## START PROVIDED MATERIAL

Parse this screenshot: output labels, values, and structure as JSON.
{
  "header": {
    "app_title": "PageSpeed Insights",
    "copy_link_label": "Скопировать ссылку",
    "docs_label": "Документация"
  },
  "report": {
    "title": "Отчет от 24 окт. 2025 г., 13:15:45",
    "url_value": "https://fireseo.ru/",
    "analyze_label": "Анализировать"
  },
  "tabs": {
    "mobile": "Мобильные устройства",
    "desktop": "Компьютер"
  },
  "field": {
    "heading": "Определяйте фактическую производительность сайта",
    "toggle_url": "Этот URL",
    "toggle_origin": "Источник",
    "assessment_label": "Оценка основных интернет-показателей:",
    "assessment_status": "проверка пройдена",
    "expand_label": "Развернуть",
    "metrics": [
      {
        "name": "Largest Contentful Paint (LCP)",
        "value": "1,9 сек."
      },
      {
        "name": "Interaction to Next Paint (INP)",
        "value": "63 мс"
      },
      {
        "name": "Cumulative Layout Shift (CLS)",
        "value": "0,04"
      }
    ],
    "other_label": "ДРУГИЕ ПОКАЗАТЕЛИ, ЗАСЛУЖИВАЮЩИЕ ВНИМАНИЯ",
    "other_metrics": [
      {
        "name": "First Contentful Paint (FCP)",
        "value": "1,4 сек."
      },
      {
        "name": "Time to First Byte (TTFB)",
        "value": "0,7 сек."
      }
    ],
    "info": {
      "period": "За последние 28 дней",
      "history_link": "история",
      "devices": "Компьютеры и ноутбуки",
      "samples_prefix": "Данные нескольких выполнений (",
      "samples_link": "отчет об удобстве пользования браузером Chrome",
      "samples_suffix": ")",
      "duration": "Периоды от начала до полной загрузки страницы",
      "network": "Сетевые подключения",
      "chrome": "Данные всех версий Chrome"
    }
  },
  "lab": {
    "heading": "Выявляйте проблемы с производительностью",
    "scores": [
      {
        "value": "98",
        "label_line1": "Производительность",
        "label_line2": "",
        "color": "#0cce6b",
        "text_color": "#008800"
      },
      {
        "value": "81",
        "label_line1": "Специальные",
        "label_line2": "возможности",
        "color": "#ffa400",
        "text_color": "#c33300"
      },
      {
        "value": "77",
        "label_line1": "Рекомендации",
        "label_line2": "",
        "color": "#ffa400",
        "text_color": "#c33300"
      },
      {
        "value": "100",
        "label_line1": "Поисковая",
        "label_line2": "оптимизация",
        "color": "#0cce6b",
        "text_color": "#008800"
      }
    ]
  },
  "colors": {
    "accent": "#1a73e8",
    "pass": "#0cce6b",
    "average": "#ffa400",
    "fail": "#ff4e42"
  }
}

## END PROVIDED MATERIAL

- [CHALLENGE] Copy the material above back out, exactly as written.

- [FINAL ANSWER]
Parse this screenshot: output labels, values, and structure as JSON.
{
  "header": {
    "app_title": "PageSpeed Insights",
    "copy_link_label": "Скопировать ссылку",
    "docs_label": "Документация"
  },
  "report": {
    "title": "Отчет от 24 окт. 2025 г., 13:15:45",
    "url_value": "https://fireseo.ru/",
    "analyze_label": "Анализировать"
  },
  "tabs": {
    "mobile": "Мобильные устройства",
    "desktop": "Компьютер"
  },
  "field": {
    "heading": "Определяйте фактическую производительность сайта",
    "toggle_url": "Этот URL",
    "toggle_origin": "Источник",
    "assessment_label": "Оценка основных интернет-показателей:",
    "assessment_status": "проверка пройдена",
    "expand_label": "Развернуть",
    "metrics": [
      {
        "name": "Largest Contentful Paint (LCP)",
        "value": "1,9 сек."
      },
      {
        "name": "Interaction to Next Paint (INP)",
        "value": "63 мс"
      },
      {
        "name": "Cumulative Layout Shift (CLS)",
        "value": "0,04"
      }
    ],
    "other_label": "ДРУГИЕ ПОКАЗАТЕЛИ, ЗАСЛУЖИВАЮЩИЕ ВНИМАНИЯ",
    "other_metrics": [
      {
        "name": "First Contentful Paint (FCP)",
        "value": "1,4 сек."
      },
      {
        "name": "Time to First Byte (TTFB)",
        "value": "0,7 сек."
      }
    ],
    "info": {
      "period": "За последние 28 дней",
      "history_link": "история",
      "devices": "Компьютеры и ноутбуки",
      "samples_prefix": "Данные нескольких выполнений (",
      "samples_link": "отчет об удобстве пользования браузером Chrome",
      "samples_suffix": ")",
      "duration": "Периоды от начала до полной загрузки страницы",
      "network": "Сетевые подключения",
      "chrome": "Данные всех версий Chrome"
    }
  },
  "lab": {
    "heading": "Выявляйте проблемы с производительностью",
    "scores": [
      {
        "value": "98",
        "label_line1": "Производительность",
        "label_line2": "",
        "color": "#0cce6b",
        "text_color": "#008800"
      },
      {
        "value": "81",
        "label_line1": "Специальные",
        "label_line2": "возможности",
        "color": "#ffa400",
        "text_color": "#c33300"
      },
      {
        "value": "77",
        "label_line1": "Рекомендации",
        "label_line2": "",
        "color": "#ffa400",
        "text_color": "#c33300"
      },
      {
        "value": "100",
        "label_line1": "Поисковая",
        "label_line2": "оптимизация",
        "color": "#0cce6b",
        "text_color": "#008800"
      }
    ]
  },
  "colors": {
    "accent": "#1a73e8",
    "pass": "#0cce6b",
    "average": "#ffa400",
    "fail": "#ff4e42"
  }
}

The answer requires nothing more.